====== Entries supplied ======

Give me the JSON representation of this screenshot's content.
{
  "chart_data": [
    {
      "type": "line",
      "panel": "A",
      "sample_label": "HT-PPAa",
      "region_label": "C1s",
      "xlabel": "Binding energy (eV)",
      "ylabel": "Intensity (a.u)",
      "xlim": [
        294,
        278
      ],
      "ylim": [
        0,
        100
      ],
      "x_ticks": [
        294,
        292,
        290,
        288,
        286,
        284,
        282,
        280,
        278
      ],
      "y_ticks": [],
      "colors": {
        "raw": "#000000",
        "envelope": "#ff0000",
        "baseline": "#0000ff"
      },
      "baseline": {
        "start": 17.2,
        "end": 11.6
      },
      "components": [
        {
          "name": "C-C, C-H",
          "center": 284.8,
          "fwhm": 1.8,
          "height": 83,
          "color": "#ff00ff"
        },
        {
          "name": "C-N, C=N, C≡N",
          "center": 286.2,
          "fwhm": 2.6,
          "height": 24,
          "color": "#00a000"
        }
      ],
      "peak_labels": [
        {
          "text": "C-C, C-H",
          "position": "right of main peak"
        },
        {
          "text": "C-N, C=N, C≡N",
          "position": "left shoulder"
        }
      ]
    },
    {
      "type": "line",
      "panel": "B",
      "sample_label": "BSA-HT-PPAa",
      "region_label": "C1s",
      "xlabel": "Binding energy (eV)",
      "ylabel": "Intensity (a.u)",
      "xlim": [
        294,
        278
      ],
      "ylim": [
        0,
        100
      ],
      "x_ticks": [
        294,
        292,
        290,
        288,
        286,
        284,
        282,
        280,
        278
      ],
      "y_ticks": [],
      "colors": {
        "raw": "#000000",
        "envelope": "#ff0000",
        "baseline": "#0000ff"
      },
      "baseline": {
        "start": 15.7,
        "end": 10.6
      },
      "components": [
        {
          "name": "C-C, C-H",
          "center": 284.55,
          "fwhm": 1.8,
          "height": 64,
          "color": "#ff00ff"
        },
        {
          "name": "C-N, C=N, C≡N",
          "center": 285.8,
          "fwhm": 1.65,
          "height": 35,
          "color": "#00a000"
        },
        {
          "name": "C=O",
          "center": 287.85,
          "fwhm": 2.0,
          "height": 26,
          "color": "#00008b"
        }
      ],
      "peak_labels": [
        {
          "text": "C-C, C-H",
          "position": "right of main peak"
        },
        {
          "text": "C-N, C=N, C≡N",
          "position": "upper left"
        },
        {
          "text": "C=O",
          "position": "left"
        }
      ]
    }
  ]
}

======

• Work instructions: Your task is to retype all the records above with nothing left out.

• Result of the exercise:
Give me the JSON representation of this screenshot's content.
{
  "chart_data": [
    {
      "type": "line",
      "panel": "A",
      "sample_label": "HT-PPAa",
      "region_label": "C1s",
      "xlabel": "Binding energy (eV)",
      "ylabel": "Intensity (a.u)",
      "xlim": [
        294,
        278
      ],
      "ylim": [
        0,
        100
      ],
      "x_ticks": [
        294,
        292,
        290,
        288,
        286,
        284,
        282,
        280,
        278
      ],
      "y_ticks": [],
      "colors": {
        "raw": "#000000",
        "envelope": "#ff0000",
        "baseline": "#0000ff"
      },
      "baseline": {
        "start": 17.2,
        "end": 11.6
      },
      "components": [
        {
          "name": "C-C, C-H",
          "center": 284.8,
          "fwhm": 1.8,
          "height": 83,
          "color": "#ff00ff"
        },
        {
          "name": "C-N, C=N, C≡N",
          "center": 286.2,
          "fwhm": 2.6,
          "height": 24,
          "color": "#00a000"
        }
      ],
      "peak_labels": [
        {
          "text": "C-C, C-H",
          "position": "right of main peak"
        },
        {
          "text": "C-N, C=N, C≡N",
          "position": "left shoulder"
        }
      ]
    },
    {
      "type": "line",
      "panel": "B",
      "sample_label": "BSA-HT-PPAa",
      "region_label": "C1s",
      "xlabel": "Binding energy (eV)",
      "ylabel": "Intensity (a.u)",
      "xlim": [
        294,
        278
      ],
      "ylim": [
        0,
        100
      ],
      "x_ticks": [
        294,
        292,
        290,
        288,
        286,
        284,
        282,
        280,
        278
      ],
      "y_ticks": [],
      "colors": {
        "raw": "#000000",
        "envelope": "#ff0000",
        "baseline": "#0000ff"
      },
      "baseline": {
        "start": 15.7,
        "end": 10.6
      },
      "components": [
        {
          "name": "C-C, C-H",
          "center": 284.55,
          "fwhm": 1.8,
          "height": 64,
          "color": "#ff00ff"
        },
        {
          "name": "C-N, C=N, C≡N",
          "center": 285.8,
          "fwhm": 1.65,
          "height": 35,
          "color": "#00a000"
        },
        {
          "name": "C=O",
          "center": 287.85,
          "fwhm": 2.0,
          "height": 26,
          "color": "#00008b"
        }
      ],
      "peak_labels": [
        {
          "text": "C-C, C-H",
          "position": "right of main peak"
        },
        {
          "text": "C-N, C=N, C≡N",
          "position": "upper left"
        },
        {
          "text": "C=O",
          "position": "left"
        }
      ]
    }
  ]
}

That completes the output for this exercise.